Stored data
===
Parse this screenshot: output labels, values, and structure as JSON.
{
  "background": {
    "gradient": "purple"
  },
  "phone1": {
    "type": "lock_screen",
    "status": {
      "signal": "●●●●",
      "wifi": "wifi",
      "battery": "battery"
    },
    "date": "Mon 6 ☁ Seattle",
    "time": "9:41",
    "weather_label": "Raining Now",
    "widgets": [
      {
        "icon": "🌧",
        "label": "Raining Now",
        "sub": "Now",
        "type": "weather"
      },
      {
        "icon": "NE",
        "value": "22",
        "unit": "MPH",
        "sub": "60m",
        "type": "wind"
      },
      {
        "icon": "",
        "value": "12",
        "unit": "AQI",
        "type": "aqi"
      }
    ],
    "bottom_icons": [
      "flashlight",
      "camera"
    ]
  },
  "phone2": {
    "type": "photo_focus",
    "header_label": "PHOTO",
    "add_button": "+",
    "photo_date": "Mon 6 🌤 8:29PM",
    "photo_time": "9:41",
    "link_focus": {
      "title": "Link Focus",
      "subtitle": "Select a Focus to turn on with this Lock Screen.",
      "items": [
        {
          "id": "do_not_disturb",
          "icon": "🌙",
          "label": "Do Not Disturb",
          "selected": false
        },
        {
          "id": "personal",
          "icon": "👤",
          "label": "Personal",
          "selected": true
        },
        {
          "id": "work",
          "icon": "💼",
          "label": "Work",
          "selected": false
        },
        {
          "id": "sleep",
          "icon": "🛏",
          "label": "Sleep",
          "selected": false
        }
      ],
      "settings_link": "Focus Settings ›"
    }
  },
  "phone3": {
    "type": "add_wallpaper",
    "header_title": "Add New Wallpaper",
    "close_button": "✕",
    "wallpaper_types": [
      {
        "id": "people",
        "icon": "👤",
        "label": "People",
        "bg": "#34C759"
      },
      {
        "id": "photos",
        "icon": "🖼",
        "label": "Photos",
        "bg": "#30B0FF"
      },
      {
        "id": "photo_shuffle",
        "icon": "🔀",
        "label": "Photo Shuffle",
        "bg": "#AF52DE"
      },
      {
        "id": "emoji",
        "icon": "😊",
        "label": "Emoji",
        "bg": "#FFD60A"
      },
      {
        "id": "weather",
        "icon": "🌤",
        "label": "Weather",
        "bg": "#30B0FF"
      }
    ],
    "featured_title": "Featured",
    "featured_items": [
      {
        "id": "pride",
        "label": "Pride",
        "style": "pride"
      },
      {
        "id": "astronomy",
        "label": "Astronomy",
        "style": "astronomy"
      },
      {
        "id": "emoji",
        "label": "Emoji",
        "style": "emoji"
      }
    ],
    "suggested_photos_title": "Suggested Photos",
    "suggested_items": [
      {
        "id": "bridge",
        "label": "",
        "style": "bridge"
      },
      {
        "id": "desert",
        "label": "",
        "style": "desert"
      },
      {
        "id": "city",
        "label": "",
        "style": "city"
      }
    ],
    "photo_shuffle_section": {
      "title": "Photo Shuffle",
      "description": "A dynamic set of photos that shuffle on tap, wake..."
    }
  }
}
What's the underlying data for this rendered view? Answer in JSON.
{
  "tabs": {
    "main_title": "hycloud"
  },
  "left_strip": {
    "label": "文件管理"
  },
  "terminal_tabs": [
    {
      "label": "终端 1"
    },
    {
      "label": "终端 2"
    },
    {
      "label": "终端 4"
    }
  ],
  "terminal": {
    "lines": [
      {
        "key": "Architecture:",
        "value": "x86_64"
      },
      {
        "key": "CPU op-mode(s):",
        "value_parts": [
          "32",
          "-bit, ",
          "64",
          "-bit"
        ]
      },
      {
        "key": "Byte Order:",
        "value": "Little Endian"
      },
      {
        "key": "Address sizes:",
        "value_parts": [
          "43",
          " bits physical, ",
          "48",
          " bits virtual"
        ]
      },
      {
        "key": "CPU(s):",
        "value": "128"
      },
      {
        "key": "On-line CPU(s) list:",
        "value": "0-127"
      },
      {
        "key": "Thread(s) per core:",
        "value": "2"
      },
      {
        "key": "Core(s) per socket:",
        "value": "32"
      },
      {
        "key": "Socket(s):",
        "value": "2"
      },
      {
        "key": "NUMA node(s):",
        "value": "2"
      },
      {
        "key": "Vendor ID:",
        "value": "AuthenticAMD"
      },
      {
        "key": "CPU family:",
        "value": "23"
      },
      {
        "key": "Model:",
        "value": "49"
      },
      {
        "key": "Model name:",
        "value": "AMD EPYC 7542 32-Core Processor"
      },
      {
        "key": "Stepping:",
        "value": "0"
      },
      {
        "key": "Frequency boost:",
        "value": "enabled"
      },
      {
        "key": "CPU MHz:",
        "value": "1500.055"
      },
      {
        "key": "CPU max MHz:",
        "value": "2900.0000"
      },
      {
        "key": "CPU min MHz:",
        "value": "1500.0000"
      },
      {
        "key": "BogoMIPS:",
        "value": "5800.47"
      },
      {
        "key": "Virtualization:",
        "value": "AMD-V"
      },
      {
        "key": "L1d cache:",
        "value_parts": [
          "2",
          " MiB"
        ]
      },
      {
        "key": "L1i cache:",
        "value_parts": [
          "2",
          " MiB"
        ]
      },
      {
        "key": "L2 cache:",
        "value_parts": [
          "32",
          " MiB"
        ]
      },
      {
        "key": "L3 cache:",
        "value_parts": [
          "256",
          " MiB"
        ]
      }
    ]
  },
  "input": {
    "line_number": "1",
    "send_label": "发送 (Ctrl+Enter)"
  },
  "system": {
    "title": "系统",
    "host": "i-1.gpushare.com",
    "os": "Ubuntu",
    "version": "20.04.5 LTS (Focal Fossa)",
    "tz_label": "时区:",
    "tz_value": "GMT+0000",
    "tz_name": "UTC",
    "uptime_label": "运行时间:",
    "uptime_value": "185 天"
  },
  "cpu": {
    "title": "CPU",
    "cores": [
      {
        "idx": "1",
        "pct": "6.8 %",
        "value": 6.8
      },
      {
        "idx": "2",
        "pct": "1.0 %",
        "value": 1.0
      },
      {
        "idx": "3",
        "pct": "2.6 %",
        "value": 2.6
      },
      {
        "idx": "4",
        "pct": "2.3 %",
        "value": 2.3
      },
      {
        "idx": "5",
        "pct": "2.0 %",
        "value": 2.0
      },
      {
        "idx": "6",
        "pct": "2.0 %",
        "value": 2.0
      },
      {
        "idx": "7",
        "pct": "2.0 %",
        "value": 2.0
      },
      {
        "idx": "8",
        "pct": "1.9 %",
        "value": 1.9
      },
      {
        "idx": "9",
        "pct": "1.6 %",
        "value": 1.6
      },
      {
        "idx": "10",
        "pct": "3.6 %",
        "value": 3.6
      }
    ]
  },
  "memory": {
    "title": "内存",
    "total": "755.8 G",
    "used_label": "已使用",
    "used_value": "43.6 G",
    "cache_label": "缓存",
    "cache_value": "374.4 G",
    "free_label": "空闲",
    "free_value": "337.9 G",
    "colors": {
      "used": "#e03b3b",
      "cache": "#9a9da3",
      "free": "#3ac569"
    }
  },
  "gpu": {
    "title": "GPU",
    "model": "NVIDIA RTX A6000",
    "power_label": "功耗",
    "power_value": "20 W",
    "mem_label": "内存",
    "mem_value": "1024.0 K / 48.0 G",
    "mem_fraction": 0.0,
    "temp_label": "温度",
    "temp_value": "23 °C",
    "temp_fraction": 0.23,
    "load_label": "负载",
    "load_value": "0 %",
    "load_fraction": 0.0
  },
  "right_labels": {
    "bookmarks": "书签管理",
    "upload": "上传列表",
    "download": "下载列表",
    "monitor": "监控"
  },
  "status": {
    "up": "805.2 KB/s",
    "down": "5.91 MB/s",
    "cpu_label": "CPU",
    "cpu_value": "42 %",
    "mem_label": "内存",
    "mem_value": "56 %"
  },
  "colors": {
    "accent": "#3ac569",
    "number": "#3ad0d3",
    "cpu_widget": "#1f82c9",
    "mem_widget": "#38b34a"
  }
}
===
§ REQUEST
Go through the lines above. Select every one that has the string "JSON".

§ TASK OUTPUT
Parse this screenshot: output labels, values, and structure as JSON.
What's the underlying data for this rendered view? Answer in JSON.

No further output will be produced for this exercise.